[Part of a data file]
○ ○ ○ ○
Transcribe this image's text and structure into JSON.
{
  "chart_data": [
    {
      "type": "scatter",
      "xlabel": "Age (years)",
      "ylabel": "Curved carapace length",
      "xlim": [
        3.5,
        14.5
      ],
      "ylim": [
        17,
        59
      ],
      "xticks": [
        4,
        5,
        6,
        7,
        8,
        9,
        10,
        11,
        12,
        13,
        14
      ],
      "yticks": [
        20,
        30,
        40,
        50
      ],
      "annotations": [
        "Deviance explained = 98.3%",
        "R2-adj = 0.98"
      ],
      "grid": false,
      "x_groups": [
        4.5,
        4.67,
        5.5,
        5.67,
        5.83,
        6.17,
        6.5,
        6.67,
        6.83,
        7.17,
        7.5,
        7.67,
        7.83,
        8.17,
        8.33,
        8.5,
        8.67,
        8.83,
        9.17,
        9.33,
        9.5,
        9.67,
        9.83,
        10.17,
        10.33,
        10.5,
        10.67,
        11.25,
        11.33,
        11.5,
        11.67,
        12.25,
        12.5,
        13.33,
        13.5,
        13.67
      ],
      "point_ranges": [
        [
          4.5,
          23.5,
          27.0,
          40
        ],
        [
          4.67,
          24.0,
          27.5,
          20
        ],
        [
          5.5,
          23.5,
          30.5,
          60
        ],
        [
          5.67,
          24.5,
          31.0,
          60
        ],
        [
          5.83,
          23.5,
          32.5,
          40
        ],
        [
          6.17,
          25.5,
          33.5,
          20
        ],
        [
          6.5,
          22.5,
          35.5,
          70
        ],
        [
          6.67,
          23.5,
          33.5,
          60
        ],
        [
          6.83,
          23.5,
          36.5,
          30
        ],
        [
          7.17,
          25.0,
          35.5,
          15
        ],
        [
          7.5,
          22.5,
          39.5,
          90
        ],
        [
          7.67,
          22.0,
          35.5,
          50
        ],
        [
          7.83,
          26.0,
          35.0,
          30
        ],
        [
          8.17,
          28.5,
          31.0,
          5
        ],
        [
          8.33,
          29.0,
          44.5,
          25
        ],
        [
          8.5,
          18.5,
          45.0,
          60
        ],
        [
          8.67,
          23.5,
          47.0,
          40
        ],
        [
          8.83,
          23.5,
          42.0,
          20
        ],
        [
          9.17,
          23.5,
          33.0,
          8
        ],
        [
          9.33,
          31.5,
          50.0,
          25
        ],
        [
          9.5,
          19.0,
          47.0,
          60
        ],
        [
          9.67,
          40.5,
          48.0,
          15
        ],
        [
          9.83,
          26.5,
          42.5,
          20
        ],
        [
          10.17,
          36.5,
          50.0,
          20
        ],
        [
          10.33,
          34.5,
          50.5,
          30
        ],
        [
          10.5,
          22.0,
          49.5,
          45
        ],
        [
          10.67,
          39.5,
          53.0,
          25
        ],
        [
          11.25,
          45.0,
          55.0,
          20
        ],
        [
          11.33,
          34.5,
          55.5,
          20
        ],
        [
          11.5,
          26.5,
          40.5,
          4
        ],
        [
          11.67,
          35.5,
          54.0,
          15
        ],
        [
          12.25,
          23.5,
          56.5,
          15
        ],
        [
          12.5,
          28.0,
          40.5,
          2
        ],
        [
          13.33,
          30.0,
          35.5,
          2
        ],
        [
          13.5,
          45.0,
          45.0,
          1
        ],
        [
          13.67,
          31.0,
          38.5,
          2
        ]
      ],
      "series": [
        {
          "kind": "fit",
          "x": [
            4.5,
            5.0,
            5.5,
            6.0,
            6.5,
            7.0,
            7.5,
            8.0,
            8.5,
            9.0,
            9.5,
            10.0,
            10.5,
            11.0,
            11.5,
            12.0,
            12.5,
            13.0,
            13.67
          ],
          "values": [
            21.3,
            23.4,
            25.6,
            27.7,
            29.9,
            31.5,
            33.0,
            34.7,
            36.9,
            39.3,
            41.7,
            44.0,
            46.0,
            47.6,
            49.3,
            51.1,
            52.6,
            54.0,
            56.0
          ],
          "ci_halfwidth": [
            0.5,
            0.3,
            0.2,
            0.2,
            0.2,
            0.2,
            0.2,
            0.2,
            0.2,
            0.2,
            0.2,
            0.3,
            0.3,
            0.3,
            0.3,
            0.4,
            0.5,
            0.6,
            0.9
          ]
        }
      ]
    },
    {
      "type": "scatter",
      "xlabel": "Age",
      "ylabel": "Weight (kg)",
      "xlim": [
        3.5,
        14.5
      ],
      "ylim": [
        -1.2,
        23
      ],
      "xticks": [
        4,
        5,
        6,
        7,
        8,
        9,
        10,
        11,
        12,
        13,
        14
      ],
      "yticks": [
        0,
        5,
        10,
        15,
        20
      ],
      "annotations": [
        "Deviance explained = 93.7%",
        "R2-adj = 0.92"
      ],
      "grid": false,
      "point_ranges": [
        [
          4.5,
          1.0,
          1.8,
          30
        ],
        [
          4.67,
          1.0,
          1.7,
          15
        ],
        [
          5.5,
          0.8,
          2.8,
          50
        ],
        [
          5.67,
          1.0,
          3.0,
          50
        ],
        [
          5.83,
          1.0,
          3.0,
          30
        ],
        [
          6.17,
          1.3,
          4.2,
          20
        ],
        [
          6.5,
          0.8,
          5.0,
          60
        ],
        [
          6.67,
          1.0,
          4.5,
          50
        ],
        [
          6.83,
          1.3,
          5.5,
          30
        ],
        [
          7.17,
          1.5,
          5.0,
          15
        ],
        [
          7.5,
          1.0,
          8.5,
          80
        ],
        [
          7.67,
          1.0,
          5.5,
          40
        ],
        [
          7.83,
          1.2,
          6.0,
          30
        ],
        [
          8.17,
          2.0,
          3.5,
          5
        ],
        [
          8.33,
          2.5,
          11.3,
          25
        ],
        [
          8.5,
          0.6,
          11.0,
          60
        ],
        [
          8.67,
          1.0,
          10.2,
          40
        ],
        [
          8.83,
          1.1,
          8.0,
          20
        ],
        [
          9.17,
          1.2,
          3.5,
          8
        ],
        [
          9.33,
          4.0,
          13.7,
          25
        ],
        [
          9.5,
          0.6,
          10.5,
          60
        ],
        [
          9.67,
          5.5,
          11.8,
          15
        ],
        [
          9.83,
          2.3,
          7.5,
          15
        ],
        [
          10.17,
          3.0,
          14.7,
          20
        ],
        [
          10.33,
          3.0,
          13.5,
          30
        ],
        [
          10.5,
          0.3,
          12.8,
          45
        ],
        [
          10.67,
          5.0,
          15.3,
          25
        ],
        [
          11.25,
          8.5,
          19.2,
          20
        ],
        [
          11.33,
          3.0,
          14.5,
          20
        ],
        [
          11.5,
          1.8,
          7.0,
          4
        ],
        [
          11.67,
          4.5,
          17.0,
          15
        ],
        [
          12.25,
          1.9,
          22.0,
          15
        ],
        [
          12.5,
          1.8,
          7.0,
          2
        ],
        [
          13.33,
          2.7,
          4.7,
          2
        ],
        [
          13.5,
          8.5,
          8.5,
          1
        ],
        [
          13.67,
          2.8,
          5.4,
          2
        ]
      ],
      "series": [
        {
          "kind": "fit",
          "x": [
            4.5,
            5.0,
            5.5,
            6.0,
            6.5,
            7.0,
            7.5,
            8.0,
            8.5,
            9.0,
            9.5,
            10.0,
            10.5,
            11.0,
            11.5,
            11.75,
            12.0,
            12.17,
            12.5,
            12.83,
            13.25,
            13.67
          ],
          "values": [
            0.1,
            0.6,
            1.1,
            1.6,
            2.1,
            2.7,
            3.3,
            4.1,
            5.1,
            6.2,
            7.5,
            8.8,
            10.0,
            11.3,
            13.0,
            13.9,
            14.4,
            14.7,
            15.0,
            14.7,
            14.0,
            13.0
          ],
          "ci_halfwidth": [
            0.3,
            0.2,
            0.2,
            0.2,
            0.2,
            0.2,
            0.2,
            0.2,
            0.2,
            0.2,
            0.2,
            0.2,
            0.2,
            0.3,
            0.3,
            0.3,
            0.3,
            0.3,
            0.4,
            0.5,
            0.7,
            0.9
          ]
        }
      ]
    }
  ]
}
○ ○ ○ ○
Exercise objective:
From the data above, copy each line where the string "explained" appears.

Solution to this problem:
        "Deviance explained = 98.3%",
        "Deviance explained = 93.7%",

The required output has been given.